» **Instructions for the task**: Pull out every line below holding the word "timer".

Dataset records:

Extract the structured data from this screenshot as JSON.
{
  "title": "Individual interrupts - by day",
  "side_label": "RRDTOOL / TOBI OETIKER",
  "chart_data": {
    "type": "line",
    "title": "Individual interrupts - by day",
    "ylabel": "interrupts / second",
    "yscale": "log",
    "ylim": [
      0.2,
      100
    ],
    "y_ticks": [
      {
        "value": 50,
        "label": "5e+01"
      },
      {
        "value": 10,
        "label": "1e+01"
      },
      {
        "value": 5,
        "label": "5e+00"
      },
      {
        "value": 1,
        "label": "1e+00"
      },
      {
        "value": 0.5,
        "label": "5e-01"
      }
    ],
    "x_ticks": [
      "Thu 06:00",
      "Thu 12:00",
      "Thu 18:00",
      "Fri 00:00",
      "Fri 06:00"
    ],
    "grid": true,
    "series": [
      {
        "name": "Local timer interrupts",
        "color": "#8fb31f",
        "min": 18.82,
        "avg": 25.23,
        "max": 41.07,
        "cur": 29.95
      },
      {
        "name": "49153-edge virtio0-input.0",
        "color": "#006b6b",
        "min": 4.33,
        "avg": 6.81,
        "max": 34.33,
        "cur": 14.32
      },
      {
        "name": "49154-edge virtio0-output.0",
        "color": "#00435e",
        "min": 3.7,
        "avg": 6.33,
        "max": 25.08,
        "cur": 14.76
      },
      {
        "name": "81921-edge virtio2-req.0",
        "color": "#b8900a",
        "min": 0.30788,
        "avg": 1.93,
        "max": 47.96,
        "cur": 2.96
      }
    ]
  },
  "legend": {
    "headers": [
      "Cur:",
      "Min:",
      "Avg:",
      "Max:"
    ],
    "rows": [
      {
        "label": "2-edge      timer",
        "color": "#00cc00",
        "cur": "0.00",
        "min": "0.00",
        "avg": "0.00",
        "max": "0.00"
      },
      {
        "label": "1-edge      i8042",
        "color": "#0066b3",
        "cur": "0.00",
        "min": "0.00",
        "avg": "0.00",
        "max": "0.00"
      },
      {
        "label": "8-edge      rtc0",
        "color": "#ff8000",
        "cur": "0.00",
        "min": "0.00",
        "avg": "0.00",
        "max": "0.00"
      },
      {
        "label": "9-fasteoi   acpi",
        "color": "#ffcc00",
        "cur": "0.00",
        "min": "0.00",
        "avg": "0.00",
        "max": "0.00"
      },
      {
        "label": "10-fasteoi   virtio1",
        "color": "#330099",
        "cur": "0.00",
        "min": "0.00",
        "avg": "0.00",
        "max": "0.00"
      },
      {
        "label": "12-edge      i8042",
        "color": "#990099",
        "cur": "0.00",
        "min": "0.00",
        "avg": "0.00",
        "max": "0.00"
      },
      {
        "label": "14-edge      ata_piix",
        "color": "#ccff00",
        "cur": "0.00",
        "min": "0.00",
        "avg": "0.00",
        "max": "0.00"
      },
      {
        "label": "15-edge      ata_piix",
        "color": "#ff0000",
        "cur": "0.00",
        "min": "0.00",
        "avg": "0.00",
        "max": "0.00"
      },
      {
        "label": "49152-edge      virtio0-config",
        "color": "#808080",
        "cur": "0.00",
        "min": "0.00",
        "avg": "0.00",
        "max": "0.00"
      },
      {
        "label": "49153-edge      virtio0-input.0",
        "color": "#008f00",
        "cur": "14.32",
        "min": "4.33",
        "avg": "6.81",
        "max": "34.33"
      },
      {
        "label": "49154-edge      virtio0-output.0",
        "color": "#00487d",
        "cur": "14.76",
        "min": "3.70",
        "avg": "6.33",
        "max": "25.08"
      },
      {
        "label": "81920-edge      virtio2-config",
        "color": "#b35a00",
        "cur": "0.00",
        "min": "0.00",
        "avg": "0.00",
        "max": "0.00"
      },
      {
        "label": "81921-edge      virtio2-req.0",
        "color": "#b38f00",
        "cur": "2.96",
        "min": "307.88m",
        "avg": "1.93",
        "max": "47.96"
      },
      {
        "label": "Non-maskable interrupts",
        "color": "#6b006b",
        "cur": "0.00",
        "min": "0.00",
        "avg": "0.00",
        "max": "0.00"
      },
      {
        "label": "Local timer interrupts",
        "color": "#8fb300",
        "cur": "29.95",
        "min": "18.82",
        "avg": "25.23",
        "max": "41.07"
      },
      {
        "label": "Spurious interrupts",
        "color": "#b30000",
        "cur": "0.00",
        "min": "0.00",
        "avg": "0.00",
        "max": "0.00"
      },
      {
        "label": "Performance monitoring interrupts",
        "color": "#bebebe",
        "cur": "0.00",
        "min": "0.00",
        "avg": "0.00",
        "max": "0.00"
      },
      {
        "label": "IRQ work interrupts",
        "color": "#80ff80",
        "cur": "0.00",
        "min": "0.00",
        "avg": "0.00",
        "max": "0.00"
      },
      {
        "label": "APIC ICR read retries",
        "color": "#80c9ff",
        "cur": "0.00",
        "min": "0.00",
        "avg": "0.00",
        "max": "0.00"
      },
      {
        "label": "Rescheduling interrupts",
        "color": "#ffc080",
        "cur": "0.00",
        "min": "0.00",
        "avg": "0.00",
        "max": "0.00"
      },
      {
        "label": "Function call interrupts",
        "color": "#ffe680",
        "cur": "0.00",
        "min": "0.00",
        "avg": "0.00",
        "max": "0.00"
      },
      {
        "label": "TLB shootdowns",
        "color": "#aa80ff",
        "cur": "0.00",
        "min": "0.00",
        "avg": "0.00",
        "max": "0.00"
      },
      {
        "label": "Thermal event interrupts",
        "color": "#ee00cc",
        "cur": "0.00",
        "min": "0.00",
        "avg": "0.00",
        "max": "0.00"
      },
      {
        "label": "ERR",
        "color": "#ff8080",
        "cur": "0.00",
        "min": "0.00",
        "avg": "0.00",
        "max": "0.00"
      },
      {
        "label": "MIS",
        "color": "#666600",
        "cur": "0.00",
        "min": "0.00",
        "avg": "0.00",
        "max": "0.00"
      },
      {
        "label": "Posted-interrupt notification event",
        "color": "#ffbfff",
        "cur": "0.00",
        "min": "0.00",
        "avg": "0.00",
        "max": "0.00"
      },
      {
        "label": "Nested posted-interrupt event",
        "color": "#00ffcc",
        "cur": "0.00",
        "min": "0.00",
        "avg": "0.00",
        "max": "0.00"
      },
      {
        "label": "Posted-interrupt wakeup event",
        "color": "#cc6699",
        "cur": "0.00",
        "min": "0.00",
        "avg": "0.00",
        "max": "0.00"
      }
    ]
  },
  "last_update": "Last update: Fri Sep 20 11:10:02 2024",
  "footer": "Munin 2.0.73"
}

» **Response to this exercise**:
        "name": "Local timer interrupts",
        "label": "2-edge      timer",
        "label": "Local timer interrupts",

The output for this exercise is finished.